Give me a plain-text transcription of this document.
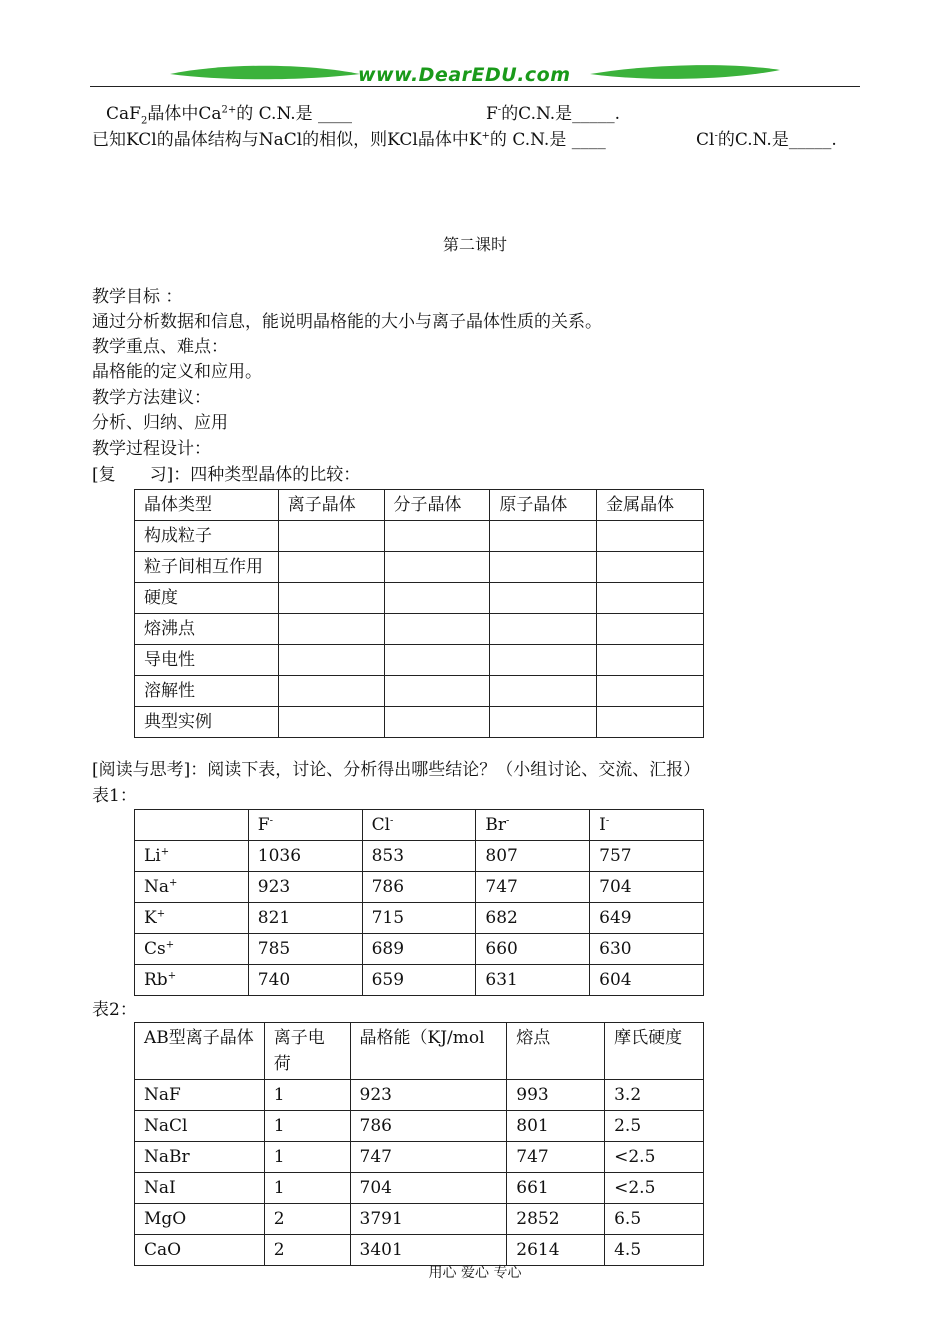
www.DearEDU.com
CaF$_2$晶体中$Ca^{2+}$的 C.N.是 ____	F-的C.N.是_____.
已知KCl的晶体结构与NaCl的相似，则KCl晶体中K+的 C.N.是 ____	Cl-的C.N.是_____.
第二课时
教学目标 ：
通过分析数据和信息，能说明晶格能的大小与离子晶体性质的关系。
教学重点、难点：
晶格能的定义和应用。
教学方法建议：
分析、归纳、应用
教学过程设计：
[复　　习]：四种类型晶体的比较：
晶体类型	离子晶体	分子晶体	原子晶体	金属晶体
构成粒子				
粒子间相互作用				
硬度				
熔沸点				
导电性				
溶解性				
典型实例				
[阅读与思考]：阅读下表，讨论、分析得出哪些结论？（小组讨论、交流、汇报）
表1：
	F-	Cl-	Br-	I-
Li+	1036	853	807	757
Na+	923	786	747	704
K+	821	715	682	649
Cs+	785	689	660	630
Rb+	740	659	631	604
表2：
AB型离子晶体	离子电荷	晶格能（KJ/mol	熔点	摩氏硬度
NaF	1	923	993	3.2
NaCl	1	786	801	2.5
NaBr	1	747	747	<2.5
NaI	1	704	661	<2.5
MgO	2	3791	2852	6.5
CaO	2	3401	2614	4.5
用心 爱心 专心
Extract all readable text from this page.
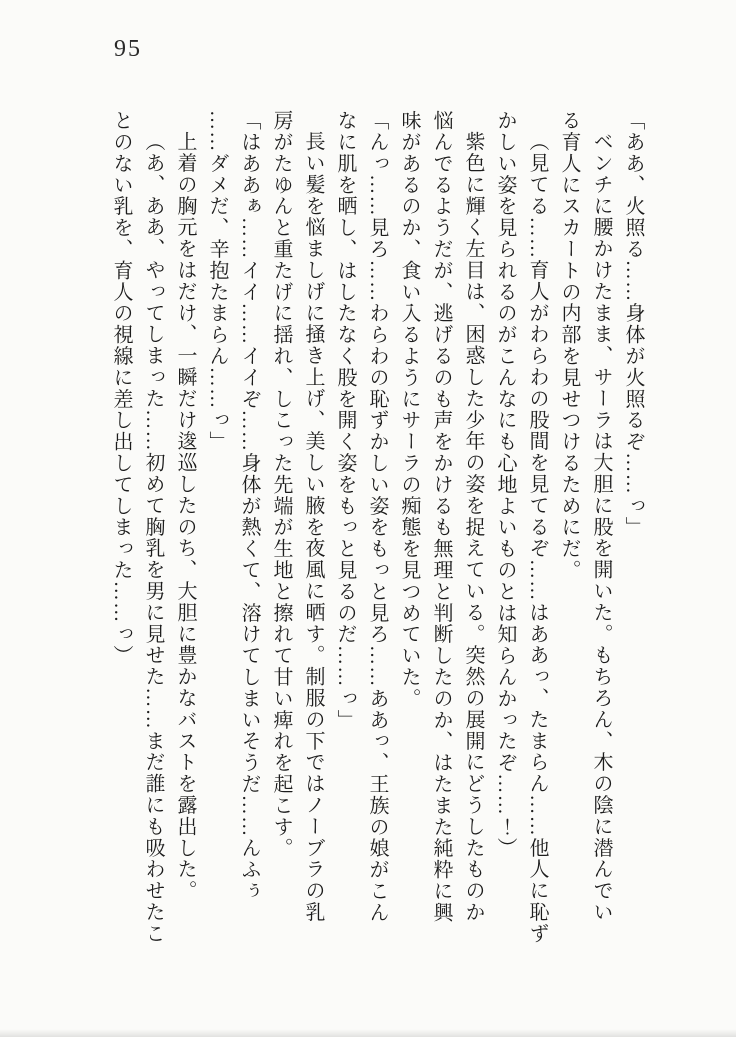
95
「ああ、火照る……身体が火照るぞ……っ」
ベンチに腰かけたまま、サーラは大胆に股を開いた。もちろん、木の陰に潜んでい
る育人にスカートの内部を見せつけるためにだ。
（見てる……育人がわらわの股間を見てるぞ……はああっ、たまらん……他人に恥ず
かしい姿を見られるのがこんなにも心地よいものとは知らんかったぞ……！）
紫色に輝く左目は、困惑した少年の姿を捉えている。突然の展開にどうしたものか
悩んでるようだが、逃げるのも声をかけるも無理と判断したのか、はたまた純粋に興
味があるのか、食い入るようにサーラの痴態を見つめていた。
「んっ……見ろ……わらわの恥ずかしい姿をもっと見ろ……ああっ、王族の娘がこん
なに肌を晒し、はしたなく股を開く姿をもっと見るのだ……っ」
長い髪を悩ましげに掻き上げ、美しい腋を夜風に晒す。制服の下ではノーブラの乳
房がたゆんと重たげに揺れ、しこった先端が生地と擦れて甘い痺れを起こす。
「はああぁ……イイ……イイぞ……身体が熱くて、溶けてしまいそうだ……んふぅ
……ダメだ、辛抱たまらん……っ」
上着の胸元をはだけ、一瞬だけ逡巡したのち、大胆に豊かなバストを露出した。
（あ、ああ、やってしまった……初めて胸乳を男に見せた……まだ誰にも吸わせたこ
とのない乳を、育人の視線に差し出してしまった……っ）
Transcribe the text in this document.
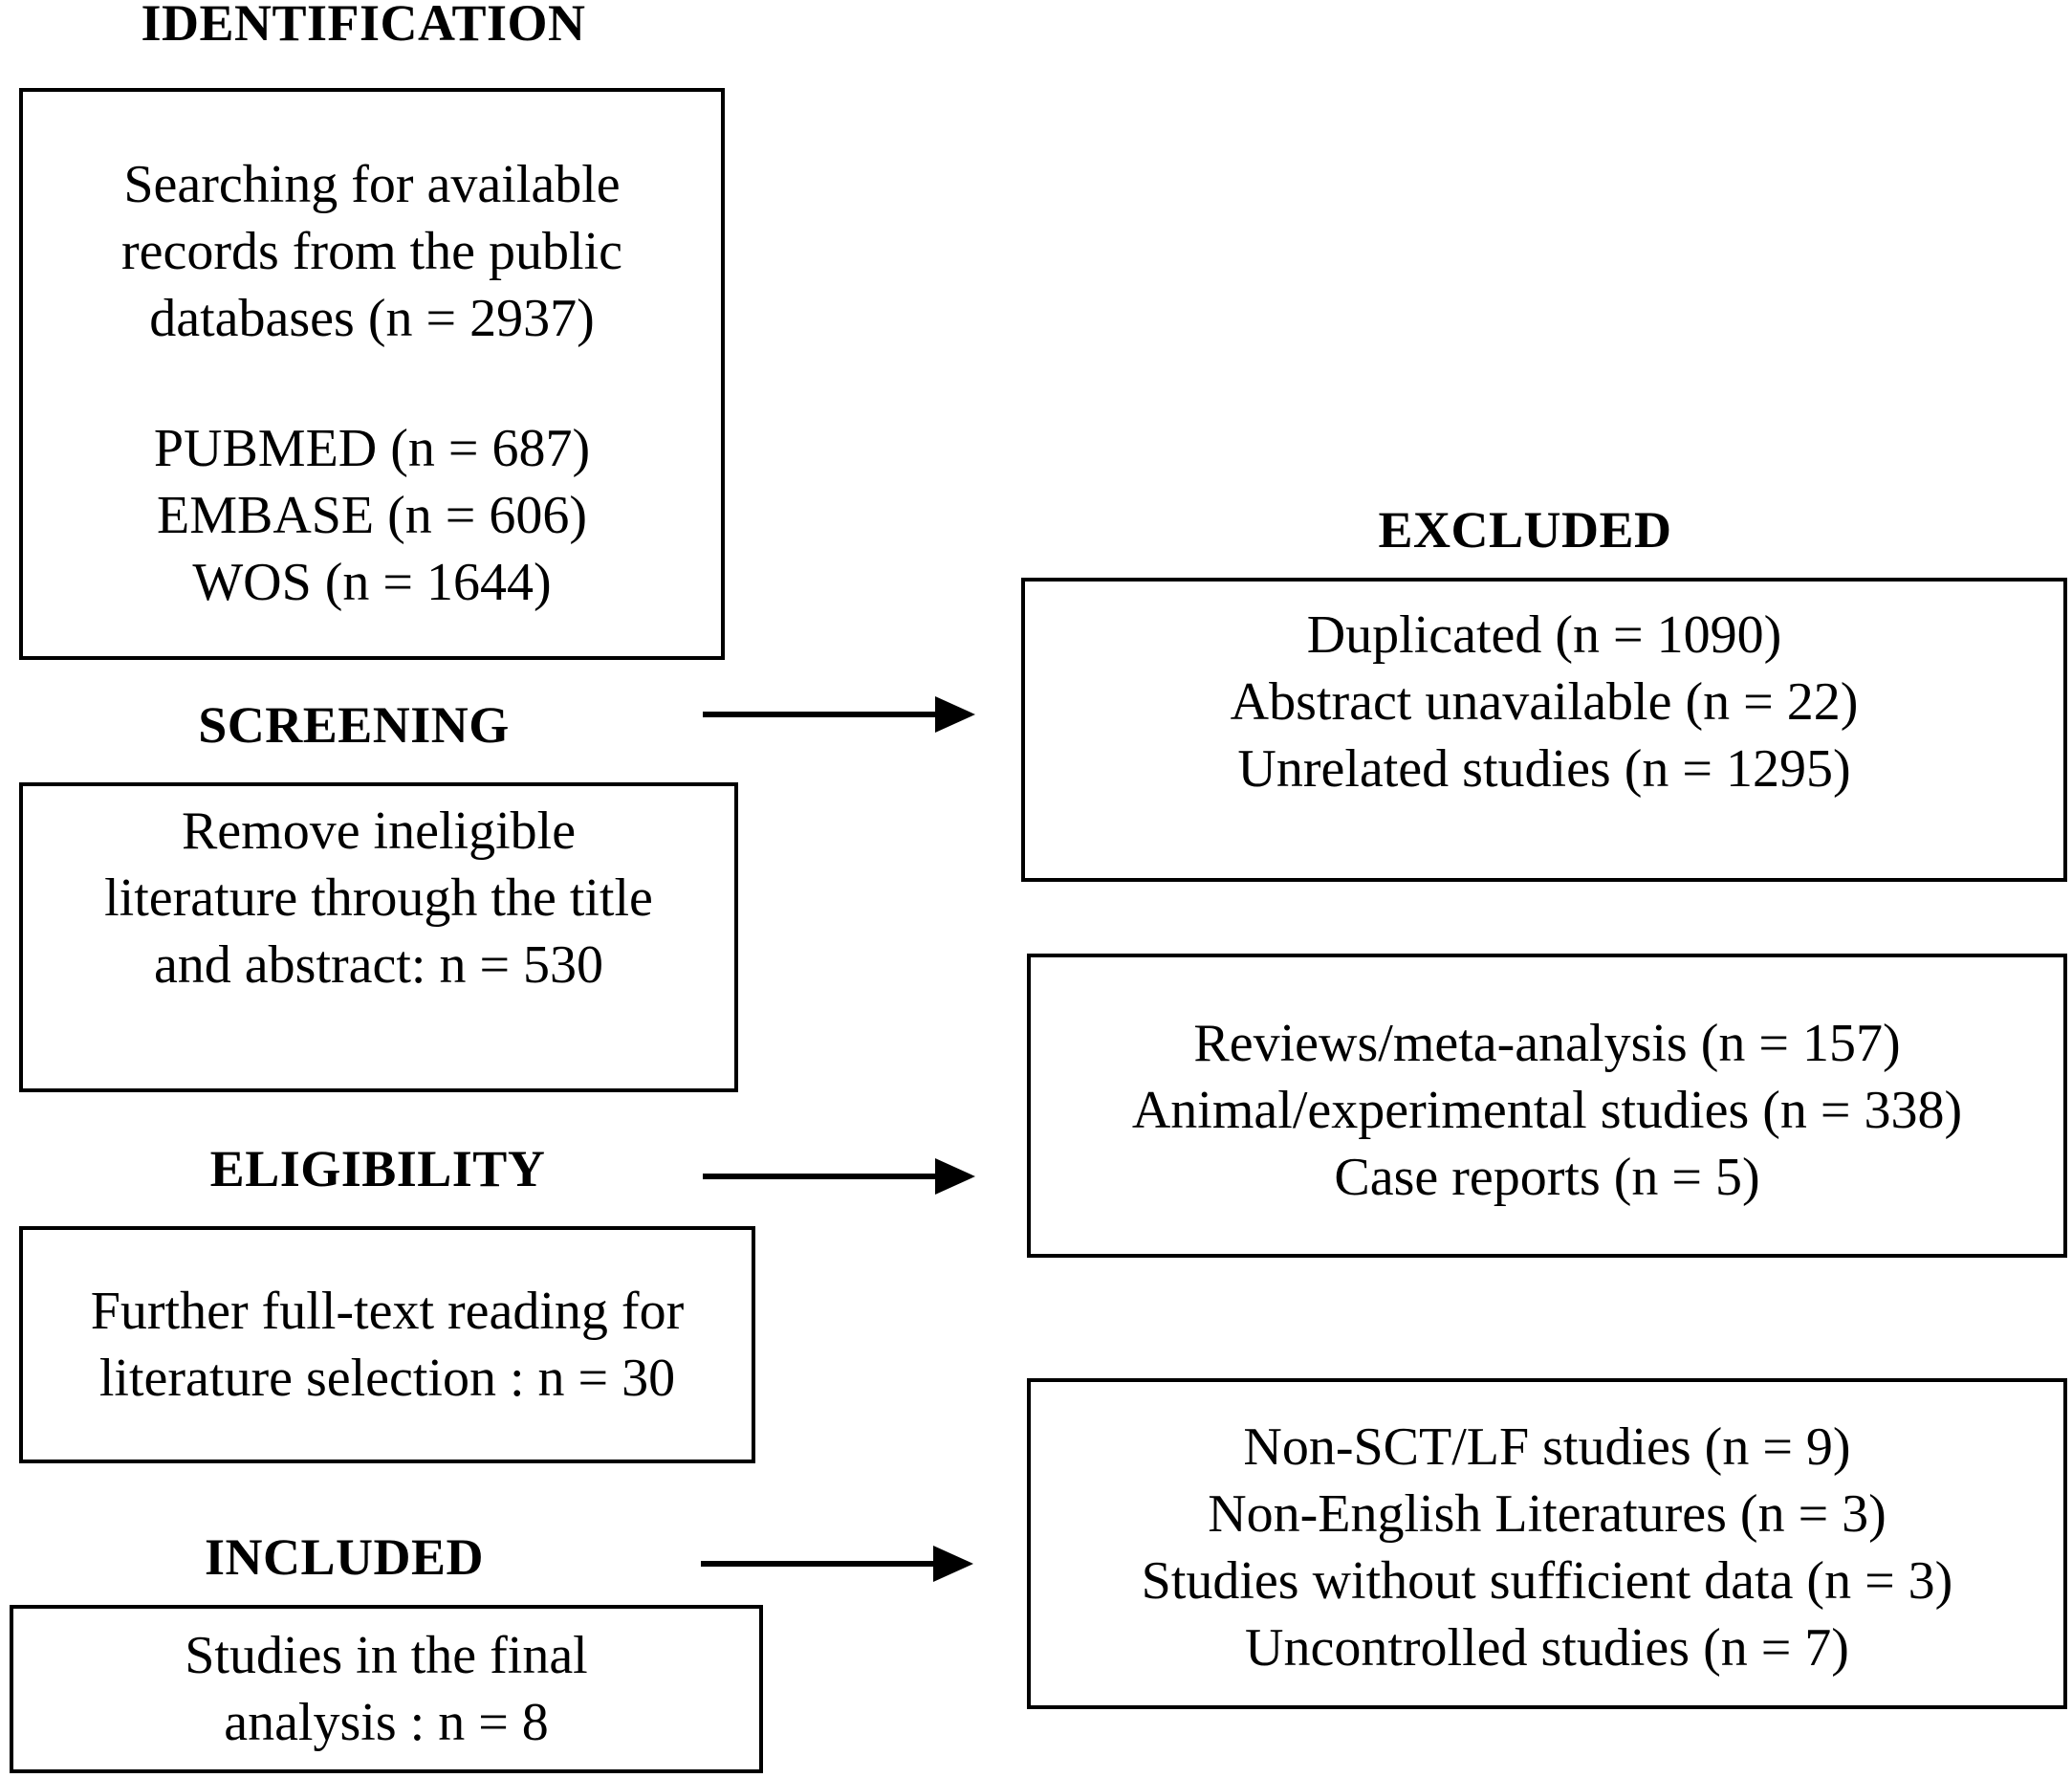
IDENTIFICATION
Searching for available
records from the public
databases (n = 2937)
PUBMED (n = 687)
EMBASE (n = 606)
WOS (n = 1644)
SCREENING
Remove ineligible
literature through the title
and abstract: n = 530
ELIGIBILITY
Further full-text reading for
literature selection : n = 30
INCLUDED
Studies in the final
analysis : n = 8
EXCLUDED
Duplicated (n = 1090)
Abstract unavailable (n = 22)
Unrelated studies (n = 1295)
Reviews/meta-analysis (n = 157)
Animal/experimental studies (n = 338)
Case reports (n = 5)
Non-SCT/LF studies (n = 9)
Non-English Literatures (n = 3)
Studies without sufficient data (n = 3)
Uncontrolled studies (n = 7)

***

To do
From the data above, copy each line that has the string "text".

The answer
Give me a plain-text transcription of this document.
Extract all readable text from this page.
Transcribe the text in this document.
Further full-text reading for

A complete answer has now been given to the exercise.